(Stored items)
+ + +
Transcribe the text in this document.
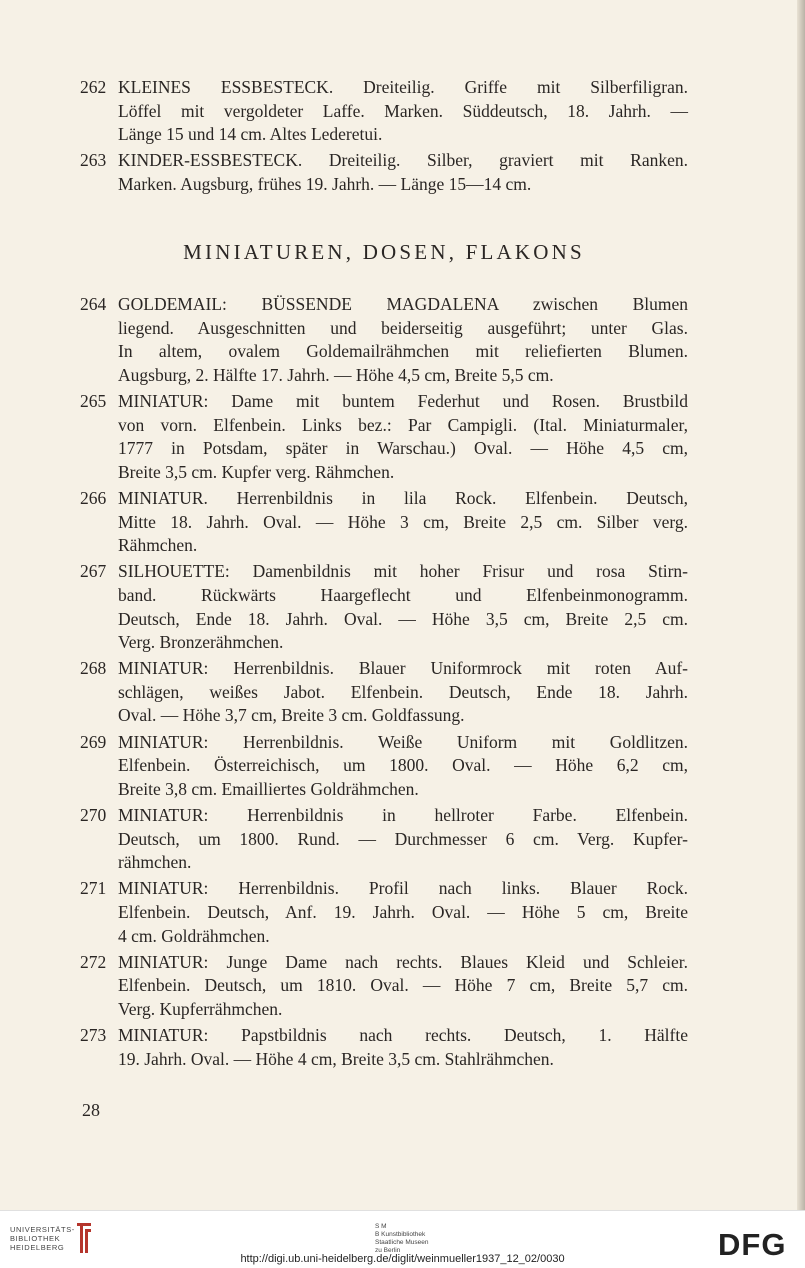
262 KLEINES ESSBESTECK. Dreiteilig. Griffe mit Silberfiligran.
Löffel mit vergoldeter Laffe. Marken. Süddeutsch, 18. Jahrh. —
Länge 15 und 14 cm. Altes Lederetui.
263 KINDER-ESSBESTECK. Dreiteilig. Silber, graviert mit Ranken.
Marken. Augsburg, frühes 19. Jahrh. — Länge 15—14 cm.
MINIATUREN, DOSEN, FLAKONS
264 GOLDEMAIL: BÜSSENDE MAGDALENA zwischen Blumen
liegend. Ausgeschnitten und beiderseitig ausgeführt; unter Glas.
In altem, ovalem Goldemailrähmchen mit reliefierten Blumen.
Augsburg, 2. Hälfte 17. Jahrh. — Höhe 4,5 cm, Breite 5,5 cm.
265 MINIATUR: Dame mit buntem Federhut und Rosen. Brustbild
von vorn. Elfenbein. Links bez.: Par Campigli. (Ital. Miniaturmaler,
1777 in Potsdam, später in Warschau.) Oval. — Höhe 4,5 cm,
Breite 3,5 cm. Kupfer verg. Rähmchen.
266 MINIATUR. Herrenbildnis in lila Rock. Elfenbein. Deutsch,
Mitte 18. Jahrh. Oval. — Höhe 3 cm, Breite 2,5 cm. Silber verg.
Rähmchen.
267 SILHOUETTE: Damenbildnis mit hoher Frisur und rosa Stirn-
band. Rückwärts Haargeflecht und Elfenbeinmonogramm.
Deutsch, Ende 18. Jahrh. Oval. — Höhe 3,5 cm, Breite 2,5 cm.
Verg. Bronzerähmchen.
268 MINIATUR: Herrenbildnis. Blauer Uniformrock mit roten Auf-
schlägen, weißes Jabot. Elfenbein. Deutsch, Ende 18. Jahrh.
Oval. — Höhe 3,7 cm, Breite 3 cm. Goldfassung.
269 MINIATUR: Herrenbildnis. Weiße Uniform mit Goldlitzen.
Elfenbein. Österreichisch, um 1800. Oval. — Höhe 6,2 cm,
Breite 3,8 cm. Emailliertes Goldrähmchen.
270 MINIATUR: Herrenbildnis in hellroter Farbe. Elfenbein.
Deutsch, um 1800. Rund. — Durchmesser 6 cm. Verg. Kupfer-
rähmchen.
271 MINIATUR: Herrenbildnis. Profil nach links. Blauer Rock.
Elfenbein. Deutsch, Anf. 19. Jahrh. Oval. — Höhe 5 cm, Breite
4 cm. Goldrähmchen.
272 MINIATUR: Junge Dame nach rechts. Blaues Kleid und Schleier.
Elfenbein. Deutsch, um 1810. Oval. — Höhe 7 cm, Breite 5,7 cm.
Verg. Kupferrähmchen.
273 MINIATUR: Papstbildnis nach rechts. Deutsch, 1. Hälfte
19. Jahrh. Oval. — Höhe 4 cm, Breite 3,5 cm. Stahlrähmchen.
28
UNIVERSITÄTS-
BIBLIOTHEK
HEIDELBERG
S M
B Kunstbibliothek
Staatliche Museen
zu Berlin	DFG
http://digi.ub.uni-heidelberg.de/diglit/weinmueller1937_12_02/0030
+ + +
[Required task] Say how many lines in the listing above include "ESSBESTECK". Give nothing but the number.

[Full response] 2